## [Exercise description]
Across the entries, how many lines have the string "bütünleşik" in them? Reply with only a number.

Rows from a figure dataset
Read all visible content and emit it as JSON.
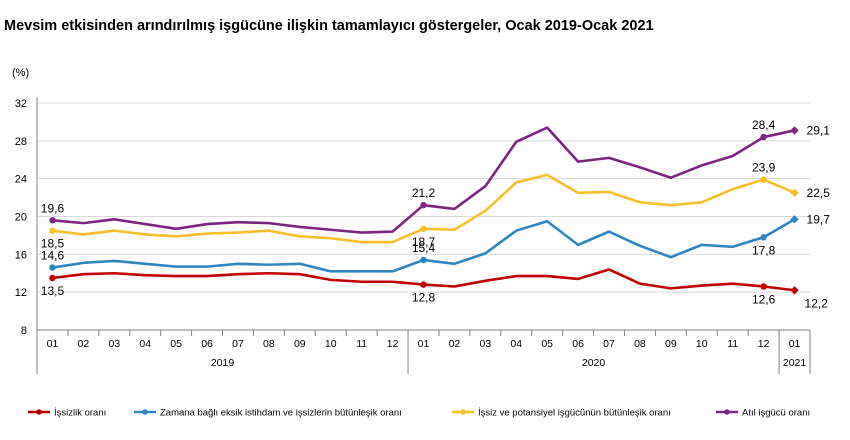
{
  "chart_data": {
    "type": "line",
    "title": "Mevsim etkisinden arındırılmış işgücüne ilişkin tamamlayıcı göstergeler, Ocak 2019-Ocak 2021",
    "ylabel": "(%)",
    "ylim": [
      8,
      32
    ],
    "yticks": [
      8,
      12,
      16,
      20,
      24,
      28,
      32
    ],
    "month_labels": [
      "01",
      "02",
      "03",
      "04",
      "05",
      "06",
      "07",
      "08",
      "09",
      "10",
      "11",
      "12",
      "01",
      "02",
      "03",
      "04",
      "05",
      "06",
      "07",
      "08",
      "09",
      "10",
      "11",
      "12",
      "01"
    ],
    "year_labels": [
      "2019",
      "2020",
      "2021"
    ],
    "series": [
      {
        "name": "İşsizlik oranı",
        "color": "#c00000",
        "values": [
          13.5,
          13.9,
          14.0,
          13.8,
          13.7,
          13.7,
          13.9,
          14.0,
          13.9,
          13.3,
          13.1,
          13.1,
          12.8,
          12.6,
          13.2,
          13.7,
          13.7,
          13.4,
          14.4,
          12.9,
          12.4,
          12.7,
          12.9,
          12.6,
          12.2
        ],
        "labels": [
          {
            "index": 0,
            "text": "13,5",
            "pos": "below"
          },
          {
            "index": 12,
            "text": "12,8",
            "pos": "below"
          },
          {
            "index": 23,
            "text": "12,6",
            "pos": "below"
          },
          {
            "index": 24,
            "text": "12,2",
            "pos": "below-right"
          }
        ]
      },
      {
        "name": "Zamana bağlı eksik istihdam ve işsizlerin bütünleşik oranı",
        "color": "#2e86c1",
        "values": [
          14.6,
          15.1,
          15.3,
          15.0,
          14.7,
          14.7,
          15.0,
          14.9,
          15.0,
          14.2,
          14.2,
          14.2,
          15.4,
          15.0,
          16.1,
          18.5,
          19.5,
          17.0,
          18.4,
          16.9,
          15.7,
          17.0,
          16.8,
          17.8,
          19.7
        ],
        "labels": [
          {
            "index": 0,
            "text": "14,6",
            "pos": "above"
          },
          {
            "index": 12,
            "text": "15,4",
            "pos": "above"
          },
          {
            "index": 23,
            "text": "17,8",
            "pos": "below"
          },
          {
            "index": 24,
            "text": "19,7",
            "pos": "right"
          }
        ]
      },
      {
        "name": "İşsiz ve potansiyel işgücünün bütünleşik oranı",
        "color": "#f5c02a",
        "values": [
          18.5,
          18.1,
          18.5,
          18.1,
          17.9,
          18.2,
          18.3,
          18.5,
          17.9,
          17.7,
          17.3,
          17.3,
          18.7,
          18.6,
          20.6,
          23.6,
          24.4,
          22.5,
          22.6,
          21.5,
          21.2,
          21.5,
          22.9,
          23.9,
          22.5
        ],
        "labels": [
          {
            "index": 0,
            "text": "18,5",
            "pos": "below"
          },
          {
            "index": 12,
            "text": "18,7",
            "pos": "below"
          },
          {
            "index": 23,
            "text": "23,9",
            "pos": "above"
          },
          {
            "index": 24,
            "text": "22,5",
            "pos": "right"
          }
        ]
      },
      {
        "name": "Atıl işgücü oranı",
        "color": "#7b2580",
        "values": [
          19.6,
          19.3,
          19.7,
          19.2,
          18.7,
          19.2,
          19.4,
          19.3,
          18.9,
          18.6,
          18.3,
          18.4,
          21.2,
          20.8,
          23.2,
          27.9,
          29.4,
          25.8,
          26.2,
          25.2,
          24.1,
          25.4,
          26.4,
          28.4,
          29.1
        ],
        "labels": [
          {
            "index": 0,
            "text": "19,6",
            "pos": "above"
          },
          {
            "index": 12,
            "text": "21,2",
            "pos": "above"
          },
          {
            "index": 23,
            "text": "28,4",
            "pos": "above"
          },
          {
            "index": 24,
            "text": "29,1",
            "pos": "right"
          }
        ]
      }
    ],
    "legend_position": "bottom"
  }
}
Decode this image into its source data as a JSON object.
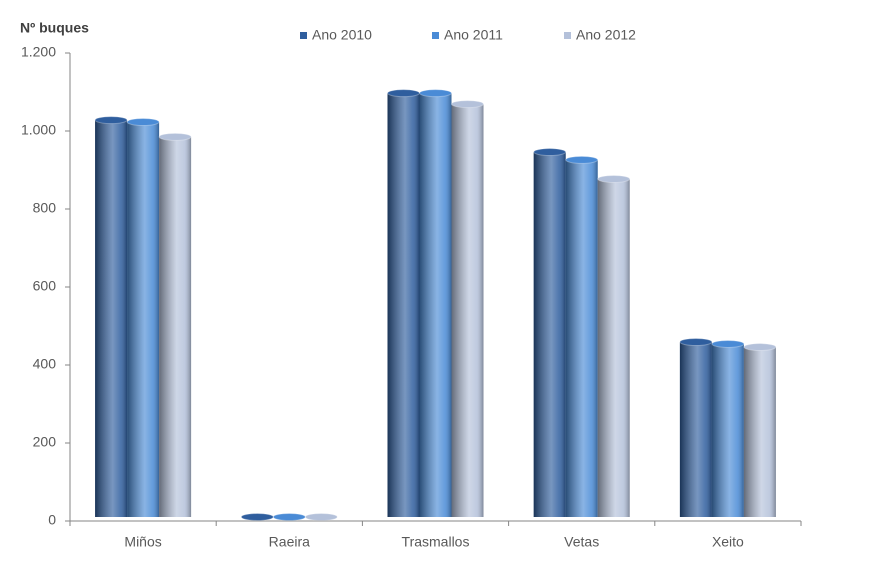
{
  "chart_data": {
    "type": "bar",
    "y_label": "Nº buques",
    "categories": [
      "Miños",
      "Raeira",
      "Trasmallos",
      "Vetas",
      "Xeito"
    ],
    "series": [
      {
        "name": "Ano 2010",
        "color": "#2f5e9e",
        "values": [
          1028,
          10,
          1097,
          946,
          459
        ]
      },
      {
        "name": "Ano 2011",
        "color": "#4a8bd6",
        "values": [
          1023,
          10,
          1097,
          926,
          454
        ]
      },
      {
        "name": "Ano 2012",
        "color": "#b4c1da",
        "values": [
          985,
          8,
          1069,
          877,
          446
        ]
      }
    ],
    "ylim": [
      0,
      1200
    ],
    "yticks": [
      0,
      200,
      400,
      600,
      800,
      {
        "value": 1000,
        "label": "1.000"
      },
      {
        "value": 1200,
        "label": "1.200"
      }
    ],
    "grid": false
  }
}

## [Correct response]
2